- WHAT IS REQUIRED: Copy each line that holds "felelniük".

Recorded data
+-------+
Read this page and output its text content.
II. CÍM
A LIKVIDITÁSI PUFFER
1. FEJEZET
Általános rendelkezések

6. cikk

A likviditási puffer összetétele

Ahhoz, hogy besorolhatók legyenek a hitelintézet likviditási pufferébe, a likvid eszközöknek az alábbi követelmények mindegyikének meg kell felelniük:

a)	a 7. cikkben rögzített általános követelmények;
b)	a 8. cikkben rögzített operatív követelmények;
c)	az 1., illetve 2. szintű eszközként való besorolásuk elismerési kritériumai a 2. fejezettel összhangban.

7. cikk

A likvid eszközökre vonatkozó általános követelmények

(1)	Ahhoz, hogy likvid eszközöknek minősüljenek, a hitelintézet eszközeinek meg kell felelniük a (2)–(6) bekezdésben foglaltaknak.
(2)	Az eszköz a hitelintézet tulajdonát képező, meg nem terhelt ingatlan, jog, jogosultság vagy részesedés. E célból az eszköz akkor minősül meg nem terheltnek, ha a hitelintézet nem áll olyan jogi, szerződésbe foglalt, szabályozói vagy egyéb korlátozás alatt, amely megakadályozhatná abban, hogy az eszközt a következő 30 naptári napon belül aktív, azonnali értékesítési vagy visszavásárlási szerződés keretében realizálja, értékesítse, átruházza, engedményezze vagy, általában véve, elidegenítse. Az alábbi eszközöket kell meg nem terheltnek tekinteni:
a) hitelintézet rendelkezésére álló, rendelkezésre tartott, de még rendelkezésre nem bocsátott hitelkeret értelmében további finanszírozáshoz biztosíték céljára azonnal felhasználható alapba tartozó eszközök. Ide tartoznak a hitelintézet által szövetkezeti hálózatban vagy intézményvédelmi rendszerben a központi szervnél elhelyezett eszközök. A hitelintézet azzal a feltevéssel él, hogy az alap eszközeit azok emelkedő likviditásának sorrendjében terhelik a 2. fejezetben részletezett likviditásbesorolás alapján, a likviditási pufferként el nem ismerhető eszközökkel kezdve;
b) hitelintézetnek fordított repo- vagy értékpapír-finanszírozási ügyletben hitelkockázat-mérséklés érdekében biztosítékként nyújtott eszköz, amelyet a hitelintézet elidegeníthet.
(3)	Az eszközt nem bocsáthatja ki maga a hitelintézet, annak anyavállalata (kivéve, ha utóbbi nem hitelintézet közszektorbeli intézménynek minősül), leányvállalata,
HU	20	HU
+-------+
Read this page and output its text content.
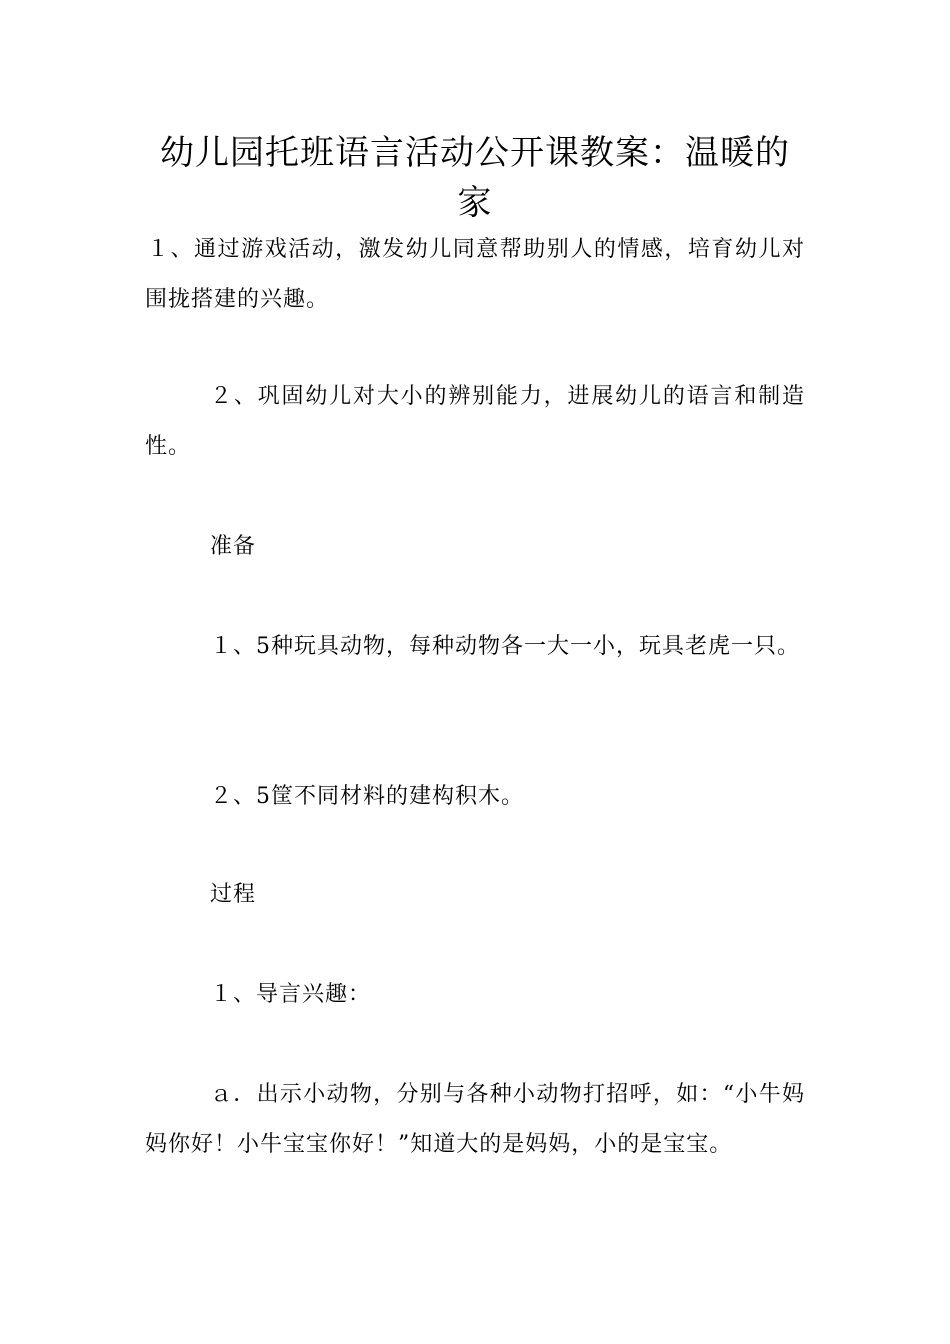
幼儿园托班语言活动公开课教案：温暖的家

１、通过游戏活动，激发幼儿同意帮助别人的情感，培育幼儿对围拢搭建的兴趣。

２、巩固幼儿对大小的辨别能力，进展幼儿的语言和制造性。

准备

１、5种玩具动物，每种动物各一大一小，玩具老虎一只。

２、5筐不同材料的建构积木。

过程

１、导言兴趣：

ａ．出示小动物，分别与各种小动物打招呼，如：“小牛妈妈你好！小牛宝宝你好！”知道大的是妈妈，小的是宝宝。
+-------+
- TASK RESPONSE:
Ahhoz, hogy besorolhatók legyenek a hitelintézet likviditási pufferébe, a likvid eszközöknek az alábbi követelmények mindegyikének meg kell felelniük:
(1)	Ahhoz, hogy likvid eszközöknek minősüljenek, a hitelintézet eszközeinek meg kell felelniük a (2)–(6) bekezdésben foglaltaknak.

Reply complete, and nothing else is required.